## begin
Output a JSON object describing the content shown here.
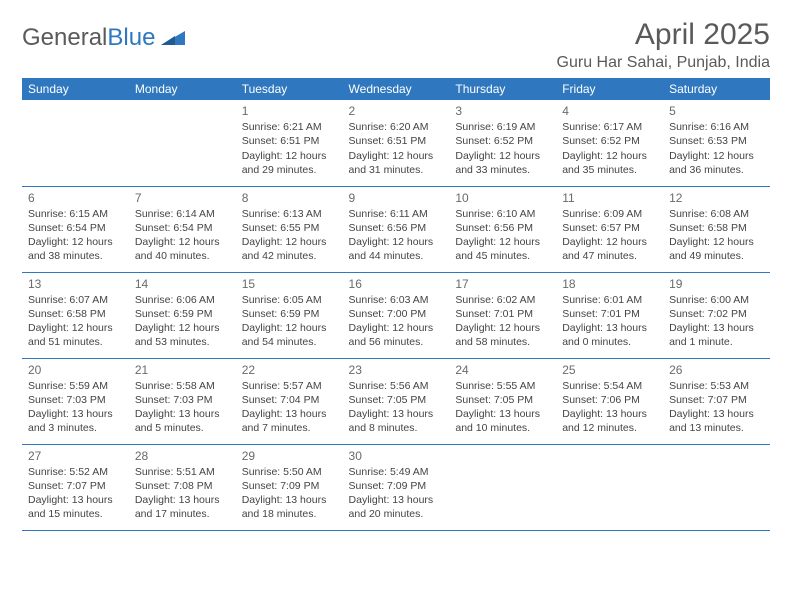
{
  "brand": {
    "part1": "General",
    "part2": "Blue"
  },
  "title": "April 2025",
  "location": "Guru Har Sahai, Punjab, India",
  "colors": {
    "header_bg": "#2f78bf",
    "header_text": "#ffffff",
    "border": "#2f78bf",
    "text": "#444444",
    "title_text": "#5a5a5a"
  },
  "weekdays": [
    "Sunday",
    "Monday",
    "Tuesday",
    "Wednesday",
    "Thursday",
    "Friday",
    "Saturday"
  ],
  "weeks": [
    [
      null,
      null,
      {
        "day": "1",
        "sunrise": "Sunrise: 6:21 AM",
        "sunset": "Sunset: 6:51 PM",
        "dayl1": "Daylight: 12 hours",
        "dayl2": "and 29 minutes."
      },
      {
        "day": "2",
        "sunrise": "Sunrise: 6:20 AM",
        "sunset": "Sunset: 6:51 PM",
        "dayl1": "Daylight: 12 hours",
        "dayl2": "and 31 minutes."
      },
      {
        "day": "3",
        "sunrise": "Sunrise: 6:19 AM",
        "sunset": "Sunset: 6:52 PM",
        "dayl1": "Daylight: 12 hours",
        "dayl2": "and 33 minutes."
      },
      {
        "day": "4",
        "sunrise": "Sunrise: 6:17 AM",
        "sunset": "Sunset: 6:52 PM",
        "dayl1": "Daylight: 12 hours",
        "dayl2": "and 35 minutes."
      },
      {
        "day": "5",
        "sunrise": "Sunrise: 6:16 AM",
        "sunset": "Sunset: 6:53 PM",
        "dayl1": "Daylight: 12 hours",
        "dayl2": "and 36 minutes."
      }
    ],
    [
      {
        "day": "6",
        "sunrise": "Sunrise: 6:15 AM",
        "sunset": "Sunset: 6:54 PM",
        "dayl1": "Daylight: 12 hours",
        "dayl2": "and 38 minutes."
      },
      {
        "day": "7",
        "sunrise": "Sunrise: 6:14 AM",
        "sunset": "Sunset: 6:54 PM",
        "dayl1": "Daylight: 12 hours",
        "dayl2": "and 40 minutes."
      },
      {
        "day": "8",
        "sunrise": "Sunrise: 6:13 AM",
        "sunset": "Sunset: 6:55 PM",
        "dayl1": "Daylight: 12 hours",
        "dayl2": "and 42 minutes."
      },
      {
        "day": "9",
        "sunrise": "Sunrise: 6:11 AM",
        "sunset": "Sunset: 6:56 PM",
        "dayl1": "Daylight: 12 hours",
        "dayl2": "and 44 minutes."
      },
      {
        "day": "10",
        "sunrise": "Sunrise: 6:10 AM",
        "sunset": "Sunset: 6:56 PM",
        "dayl1": "Daylight: 12 hours",
        "dayl2": "and 45 minutes."
      },
      {
        "day": "11",
        "sunrise": "Sunrise: 6:09 AM",
        "sunset": "Sunset: 6:57 PM",
        "dayl1": "Daylight: 12 hours",
        "dayl2": "and 47 minutes."
      },
      {
        "day": "12",
        "sunrise": "Sunrise: 6:08 AM",
        "sunset": "Sunset: 6:58 PM",
        "dayl1": "Daylight: 12 hours",
        "dayl2": "and 49 minutes."
      }
    ],
    [
      {
        "day": "13",
        "sunrise": "Sunrise: 6:07 AM",
        "sunset": "Sunset: 6:58 PM",
        "dayl1": "Daylight: 12 hours",
        "dayl2": "and 51 minutes."
      },
      {
        "day": "14",
        "sunrise": "Sunrise: 6:06 AM",
        "sunset": "Sunset: 6:59 PM",
        "dayl1": "Daylight: 12 hours",
        "dayl2": "and 53 minutes."
      },
      {
        "day": "15",
        "sunrise": "Sunrise: 6:05 AM",
        "sunset": "Sunset: 6:59 PM",
        "dayl1": "Daylight: 12 hours",
        "dayl2": "and 54 minutes."
      },
      {
        "day": "16",
        "sunrise": "Sunrise: 6:03 AM",
        "sunset": "Sunset: 7:00 PM",
        "dayl1": "Daylight: 12 hours",
        "dayl2": "and 56 minutes."
      },
      {
        "day": "17",
        "sunrise": "Sunrise: 6:02 AM",
        "sunset": "Sunset: 7:01 PM",
        "dayl1": "Daylight: 12 hours",
        "dayl2": "and 58 minutes."
      },
      {
        "day": "18",
        "sunrise": "Sunrise: 6:01 AM",
        "sunset": "Sunset: 7:01 PM",
        "dayl1": "Daylight: 13 hours",
        "dayl2": "and 0 minutes."
      },
      {
        "day": "19",
        "sunrise": "Sunrise: 6:00 AM",
        "sunset": "Sunset: 7:02 PM",
        "dayl1": "Daylight: 13 hours",
        "dayl2": "and 1 minute."
      }
    ],
    [
      {
        "day": "20",
        "sunrise": "Sunrise: 5:59 AM",
        "sunset": "Sunset: 7:03 PM",
        "dayl1": "Daylight: 13 hours",
        "dayl2": "and 3 minutes."
      },
      {
        "day": "21",
        "sunrise": "Sunrise: 5:58 AM",
        "sunset": "Sunset: 7:03 PM",
        "dayl1": "Daylight: 13 hours",
        "dayl2": "and 5 minutes."
      },
      {
        "day": "22",
        "sunrise": "Sunrise: 5:57 AM",
        "sunset": "Sunset: 7:04 PM",
        "dayl1": "Daylight: 13 hours",
        "dayl2": "and 7 minutes."
      },
      {
        "day": "23",
        "sunrise": "Sunrise: 5:56 AM",
        "sunset": "Sunset: 7:05 PM",
        "dayl1": "Daylight: 13 hours",
        "dayl2": "and 8 minutes."
      },
      {
        "day": "24",
        "sunrise": "Sunrise: 5:55 AM",
        "sunset": "Sunset: 7:05 PM",
        "dayl1": "Daylight: 13 hours",
        "dayl2": "and 10 minutes."
      },
      {
        "day": "25",
        "sunrise": "Sunrise: 5:54 AM",
        "sunset": "Sunset: 7:06 PM",
        "dayl1": "Daylight: 13 hours",
        "dayl2": "and 12 minutes."
      },
      {
        "day": "26",
        "sunrise": "Sunrise: 5:53 AM",
        "sunset": "Sunset: 7:07 PM",
        "dayl1": "Daylight: 13 hours",
        "dayl2": "and 13 minutes."
      }
    ],
    [
      {
        "day": "27",
        "sunrise": "Sunrise: 5:52 AM",
        "sunset": "Sunset: 7:07 PM",
        "dayl1": "Daylight: 13 hours",
        "dayl2": "and 15 minutes."
      },
      {
        "day": "28",
        "sunrise": "Sunrise: 5:51 AM",
        "sunset": "Sunset: 7:08 PM",
        "dayl1": "Daylight: 13 hours",
        "dayl2": "and 17 minutes."
      },
      {
        "day": "29",
        "sunrise": "Sunrise: 5:50 AM",
        "sunset": "Sunset: 7:09 PM",
        "dayl1": "Daylight: 13 hours",
        "dayl2": "and 18 minutes."
      },
      {
        "day": "30",
        "sunrise": "Sunrise: 5:49 AM",
        "sunset": "Sunset: 7:09 PM",
        "dayl1": "Daylight: 13 hours",
        "dayl2": "and 20 minutes."
      },
      null,
      null,
      null
    ]
  ]
}
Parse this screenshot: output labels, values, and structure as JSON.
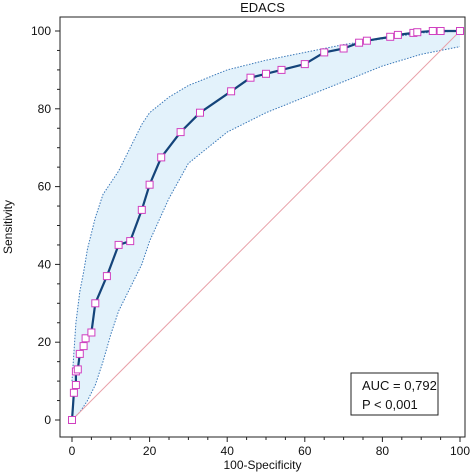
{
  "chart_data": {
    "type": "line",
    "title": "EDACS",
    "xlabel": "100-Specificity",
    "ylabel": "Sensitivity",
    "xlim": [
      0,
      100
    ],
    "ylim": [
      0,
      100
    ],
    "x_ticks": [
      0,
      20,
      40,
      60,
      80,
      100
    ],
    "y_ticks": [
      0,
      20,
      40,
      60,
      80,
      100
    ],
    "grid": false,
    "colors": {
      "roc": "#14447a",
      "marker_edge": "#d040c0",
      "ci_fill": "#e3f2fb",
      "ci_edge": "#3a78b8",
      "diagonal": "#e8a0a8"
    },
    "series": [
      {
        "x": [
          0,
          0.5,
          1,
          1,
          1.5,
          2,
          3,
          3.5,
          5,
          6,
          9,
          12,
          15,
          18,
          20,
          23,
          28,
          33,
          41,
          46,
          50,
          54,
          60,
          65,
          70,
          74,
          76,
          82,
          84,
          88,
          89,
          93,
          95,
          100
        ],
        "y": [
          0,
          7,
          9,
          12.5,
          13,
          17,
          19,
          21,
          22.5,
          30,
          37,
          45,
          46,
          54,
          60.5,
          67.5,
          74,
          79,
          84.5,
          88,
          89,
          90,
          91.5,
          94.5,
          95.5,
          97,
          97.5,
          98.5,
          99,
          99.5,
          99.7,
          100,
          100,
          100
        ]
      },
      {
        "x": [
          0,
          1,
          2,
          3,
          4,
          6,
          8,
          10,
          12,
          15,
          18,
          20,
          25,
          30,
          40,
          50,
          60,
          70,
          80,
          90,
          100
        ],
        "y": [
          10,
          25,
          33,
          38,
          44,
          52,
          58,
          61,
          64,
          70,
          76,
          79,
          83,
          86,
          90,
          92.5,
          94.5,
          96.5,
          98,
          99.5,
          100
        ]
      },
      {
        "x": [
          0,
          2,
          4,
          6,
          8,
          10,
          12,
          15,
          18,
          20,
          25,
          30,
          40,
          50,
          60,
          70,
          80,
          90,
          100
        ],
        "y": [
          0,
          2,
          5,
          9,
          15,
          22,
          28,
          34,
          40,
          46,
          57,
          66,
          74,
          79,
          83,
          87,
          91,
          94,
          96
        ]
      }
    ],
    "annotation": {
      "auc": "AUC = 0,792",
      "p": "P < 0,001"
    }
  }
}
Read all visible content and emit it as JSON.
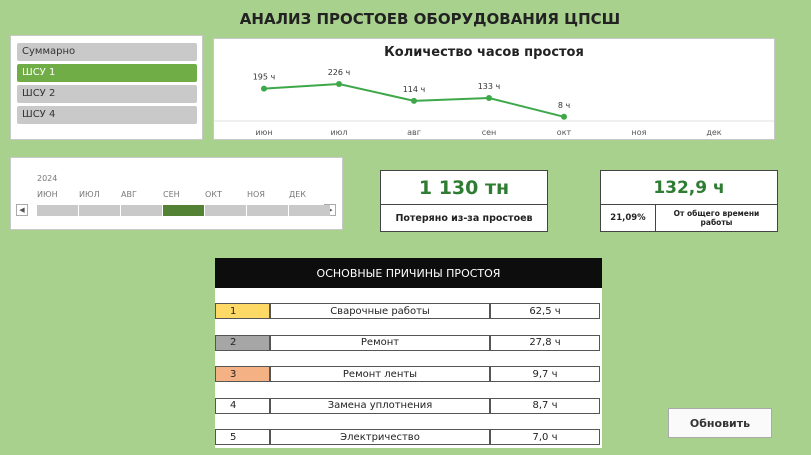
{
  "title": "АНАЛИЗ ПРОСТОЕВ ОБОРУДОВАНИЯ ЦПСШ",
  "slicer": {
    "items": [
      "Суммарно",
      "ШСУ 1",
      "ШСУ 2",
      "ШСУ 4"
    ],
    "selected": 1
  },
  "timeline": {
    "year": "2024",
    "months": [
      "ИЮН",
      "ИЮЛ",
      "АВГ",
      "СЕН",
      "ОКТ",
      "НОЯ",
      "ДЕК"
    ],
    "selected": 3
  },
  "chart_data": {
    "type": "line",
    "title": "Количество часов простоя",
    "categories": [
      "июн",
      "июл",
      "авг",
      "сен",
      "окт",
      "ноя",
      "дек"
    ],
    "series": [
      {
        "color": "#3da84a",
        "values": [
          195,
          226,
          114,
          133,
          8,
          null,
          null
        ],
        "value_labels": [
          "195 ч",
          "226 ч",
          "114 ч",
          "133 ч",
          "8 ч",
          null,
          null
        ]
      }
    ]
  },
  "kpis": [
    {
      "value": "1 130 тн",
      "caption": "Потеряно из-за простоев"
    },
    {
      "value": "132,9 ч",
      "share": "21,09%",
      "caption": "От общего времени работы"
    }
  ],
  "reasons": {
    "header": "ОСНОВНЫЕ ПРИЧИНЫ ПРОСТОЯ",
    "rows": [
      [
        "1",
        "Сварочные работы",
        "62,5 ч"
      ],
      [
        "2",
        "Ремонт",
        "27,8 ч"
      ],
      [
        "3",
        "Ремонт ленты",
        "9,7 ч"
      ],
      [
        "4",
        "Замена уплотнения",
        "8,7 ч"
      ],
      [
        "5",
        "Электричество",
        "7,0 ч"
      ]
    ]
  },
  "button": "Обновить"
}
## end
- EXERCISE BRIEF
Say how many lines in the listing above include "content". Give nothing but the number.

- THE OUTPUT
2